What to produce
Reproduce all the lines exactly as they stand, apart from the pictures.

[Collected data entries]
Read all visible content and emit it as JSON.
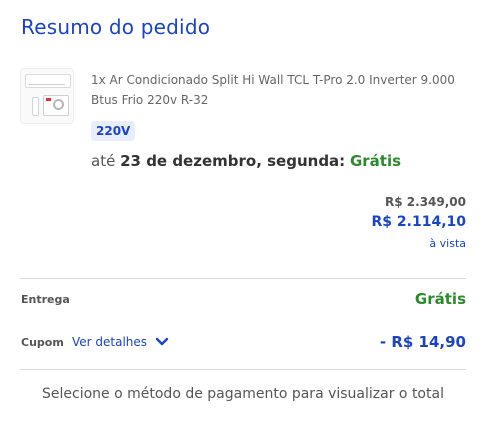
{
  "summary": {
    "title": "Resumo do pedido"
  },
  "item": {
    "name": "1x Ar Condicionado Split Hi Wall TCL T-Pro 2.0 Inverter 9.000 Btus Frio 220v R-32",
    "voltage_badge": "220V",
    "delivery_prefix": "até",
    "delivery_date": "23 de dezembro, segunda:",
    "delivery_cost": "Grátis"
  },
  "pricing": {
    "original_price": "R$ 2.349,00",
    "discounted_price": "R$ 2.114,10",
    "payment_note": "à vista"
  },
  "shipping": {
    "label": "Entrega",
    "value": "Grátis"
  },
  "coupon": {
    "label": "Cupom",
    "link_text": "Ver detalhes",
    "value": "- R$ 14,90"
  },
  "footer": {
    "message": "Selecione o método de pagamento para visualizar o total"
  },
  "colors": {
    "accent": "#1a44c6",
    "success": "#2c8a2c",
    "divider": "#d6d6d6"
  },
  "icons": {
    "coupon_toggle": "chevron-down-icon"
  }
}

Exercise output
Read all visible content and emit it as JSON.
{
  "summary": {
    "title": "Resumo do pedido"
  },
  "item": {
    "name": "1x Ar Condicionado Split Hi Wall TCL T-Pro 2.0 Inverter 9.000 Btus Frio 220v R-32",
    "voltage_badge": "220V",
    "delivery_prefix": "até",
    "delivery_date": "23 de dezembro, segunda:",
    "delivery_cost": "Grátis"
  },
  "pricing": {
    "original_price": "R$ 2.349,00",
    "discounted_price": "R$ 2.114,10",
    "payment_note": "à vista"
  },
  "shipping": {
    "label": "Entrega",
    "value": "Grátis"
  },
  "coupon": {
    "label": "Cupom",
    "link_text": "Ver detalhes",
    "value": "- R$ 14,90"
  },
  "footer": {
    "message": "Selecione o método de pagamento para visualizar o total"
  },
  "colors": {
    "accent": "#1a44c6",
    "success": "#2c8a2c",
    "divider": "#d6d6d6"
  },
  "icons": {
    "coupon_toggle": "chevron-down-icon"
  }
}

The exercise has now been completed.